▶ _Required action A_:
Answer these questions about the talk announcement on co-optimizing DNN arithmetic and hardware:
(i) Who is the speaker?
(ii) In what room and at what street address is the talk held?
(iii) What two kinds of "taxes" does the text say DNNs levy at all computing scales?
▶ _Required action B_:
Resume the talk announcement on co-optimizing DNN arithmetic and hardware systems from where it stops.
Passage for review Start Marker
Events
Co-optimize DNN Arithmetics and Hardware System for Efficient Inference and Training
Speaker: Sai Qian Zhang
Location:
370 Jay Street, Room 825
Videoconference link:
https://nyu.zoom.us/j/97294543933
Date: Monday, March 20, 2023
In recent years, we have seen a proliferation of sophisticated Deep Neural Network (DNN) architectures that have achieved state-of-the-art performances across a variety of domains. However, the algorithmic superiority of DNNs levies high latency and energy taxes at all computing scales, which further poses significant challenges to the hardware platforms executing them. Given the fact that the DNN architectures and the hardware platform executing them are tightly coupled and tangled, my research lies in building a full-stack solution to co-optimize DNN across the architecture, datatype and supporting hardware system to achieve efficient inferences and training operations.
Passage for review End Marker
Data for review Start Marker
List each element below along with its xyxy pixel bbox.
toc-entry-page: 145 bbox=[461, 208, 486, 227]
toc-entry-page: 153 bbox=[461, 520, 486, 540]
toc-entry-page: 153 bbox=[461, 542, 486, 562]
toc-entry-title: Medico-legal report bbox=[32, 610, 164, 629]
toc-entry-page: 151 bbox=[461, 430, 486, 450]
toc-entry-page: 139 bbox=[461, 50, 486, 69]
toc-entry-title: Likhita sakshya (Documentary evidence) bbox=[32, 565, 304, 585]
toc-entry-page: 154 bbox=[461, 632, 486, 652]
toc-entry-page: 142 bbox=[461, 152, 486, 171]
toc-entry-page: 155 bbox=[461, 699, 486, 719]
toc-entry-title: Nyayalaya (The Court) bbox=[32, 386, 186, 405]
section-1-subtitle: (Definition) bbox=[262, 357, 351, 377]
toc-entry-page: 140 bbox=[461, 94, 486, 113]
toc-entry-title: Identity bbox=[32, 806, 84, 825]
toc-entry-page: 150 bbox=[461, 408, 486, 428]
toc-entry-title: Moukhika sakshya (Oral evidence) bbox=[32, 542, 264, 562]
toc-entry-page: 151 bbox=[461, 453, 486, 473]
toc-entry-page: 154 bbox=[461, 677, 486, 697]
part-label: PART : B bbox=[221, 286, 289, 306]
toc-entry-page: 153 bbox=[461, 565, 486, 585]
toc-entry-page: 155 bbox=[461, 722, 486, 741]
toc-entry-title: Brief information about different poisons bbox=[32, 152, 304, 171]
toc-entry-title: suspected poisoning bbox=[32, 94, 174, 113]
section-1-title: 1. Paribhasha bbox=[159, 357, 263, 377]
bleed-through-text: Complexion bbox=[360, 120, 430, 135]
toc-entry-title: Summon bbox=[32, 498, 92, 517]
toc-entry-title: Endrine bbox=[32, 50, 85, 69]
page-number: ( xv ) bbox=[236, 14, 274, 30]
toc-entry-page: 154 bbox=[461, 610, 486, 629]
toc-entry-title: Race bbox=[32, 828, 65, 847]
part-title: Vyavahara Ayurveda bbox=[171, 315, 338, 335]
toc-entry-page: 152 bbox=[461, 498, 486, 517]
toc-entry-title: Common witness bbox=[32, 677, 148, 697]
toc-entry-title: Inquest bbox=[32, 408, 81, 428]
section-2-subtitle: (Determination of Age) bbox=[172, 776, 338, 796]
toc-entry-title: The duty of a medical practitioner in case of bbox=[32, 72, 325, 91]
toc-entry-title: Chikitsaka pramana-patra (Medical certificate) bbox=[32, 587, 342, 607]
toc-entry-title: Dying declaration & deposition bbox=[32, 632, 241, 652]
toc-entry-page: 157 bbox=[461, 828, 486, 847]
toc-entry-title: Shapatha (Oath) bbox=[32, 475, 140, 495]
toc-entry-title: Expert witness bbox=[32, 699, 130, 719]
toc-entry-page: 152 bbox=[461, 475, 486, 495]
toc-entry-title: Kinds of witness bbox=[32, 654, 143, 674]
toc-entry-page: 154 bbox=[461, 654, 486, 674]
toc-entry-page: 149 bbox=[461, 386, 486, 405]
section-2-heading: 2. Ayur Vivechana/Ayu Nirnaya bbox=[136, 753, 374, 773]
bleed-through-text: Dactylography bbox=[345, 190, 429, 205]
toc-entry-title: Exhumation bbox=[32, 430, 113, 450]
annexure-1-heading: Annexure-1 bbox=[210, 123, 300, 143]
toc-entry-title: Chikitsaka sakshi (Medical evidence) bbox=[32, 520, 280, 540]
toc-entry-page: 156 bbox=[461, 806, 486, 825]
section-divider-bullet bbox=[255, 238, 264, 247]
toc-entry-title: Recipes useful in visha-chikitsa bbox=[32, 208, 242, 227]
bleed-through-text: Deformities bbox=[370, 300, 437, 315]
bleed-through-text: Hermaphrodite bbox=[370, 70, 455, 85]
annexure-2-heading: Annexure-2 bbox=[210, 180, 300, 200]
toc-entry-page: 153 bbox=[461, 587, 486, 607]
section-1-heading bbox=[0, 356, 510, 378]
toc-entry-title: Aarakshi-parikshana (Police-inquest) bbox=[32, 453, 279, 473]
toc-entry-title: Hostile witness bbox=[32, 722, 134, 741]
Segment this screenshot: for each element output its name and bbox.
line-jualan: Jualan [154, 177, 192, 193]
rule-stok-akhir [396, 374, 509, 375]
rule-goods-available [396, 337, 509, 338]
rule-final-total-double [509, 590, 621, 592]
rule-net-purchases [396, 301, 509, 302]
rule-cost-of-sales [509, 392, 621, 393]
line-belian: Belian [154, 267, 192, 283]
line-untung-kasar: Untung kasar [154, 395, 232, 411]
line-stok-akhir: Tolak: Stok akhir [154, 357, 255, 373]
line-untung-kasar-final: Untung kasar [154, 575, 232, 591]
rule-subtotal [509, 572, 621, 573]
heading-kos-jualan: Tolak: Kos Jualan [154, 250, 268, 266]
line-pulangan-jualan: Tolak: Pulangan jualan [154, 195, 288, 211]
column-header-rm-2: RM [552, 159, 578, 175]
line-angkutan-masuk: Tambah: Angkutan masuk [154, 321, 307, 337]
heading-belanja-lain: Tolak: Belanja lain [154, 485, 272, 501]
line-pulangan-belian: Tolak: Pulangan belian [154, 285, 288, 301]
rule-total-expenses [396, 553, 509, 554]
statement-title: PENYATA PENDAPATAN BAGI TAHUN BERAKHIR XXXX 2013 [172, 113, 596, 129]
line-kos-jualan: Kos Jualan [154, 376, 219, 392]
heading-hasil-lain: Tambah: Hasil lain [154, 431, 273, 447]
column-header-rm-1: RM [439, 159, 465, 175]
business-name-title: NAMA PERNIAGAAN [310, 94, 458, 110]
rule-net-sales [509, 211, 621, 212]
Data for review End Marker
▶ _Your response A_:
(i) Sai Qian Zhang
(ii) Room 825, 370 Jay Street
(iii) High latency and energy taxes

▶ _Your response B_:
In this talk, I will first describe Column-Combining, an innovative pruning strategy that packs sparse filter matrices into a denser format for efficient deployment in a novel systolic architecture with nearly perfect utilization rate. Following that, I will then describe a bit-level quantization method named Term Quantization (TQ). Unlike the conventional quantization methods that operate on individual values, Term Quantization is a group- based method that keeps a fixed number of largest terms (nonzero bits in the binary representations) within a group of values, and this in turn leads to a significantly smaller amount of quantization error compared to other quantization approaches under the same bitwidth. Next, I will introduce the work I have done to facilitate the DNN training process. In particular, I will describe the Fast First, Accurate Second Training (FAST) system that adaptively adjusts the precision of the DNN operands for efficient DNN training. Last but not least, I will conclude with some of my recent research efforts and future research plans on further extending the frontiers of the DNN training hardware efficiency by leveraging the underlying reversibility of the DNN architecture.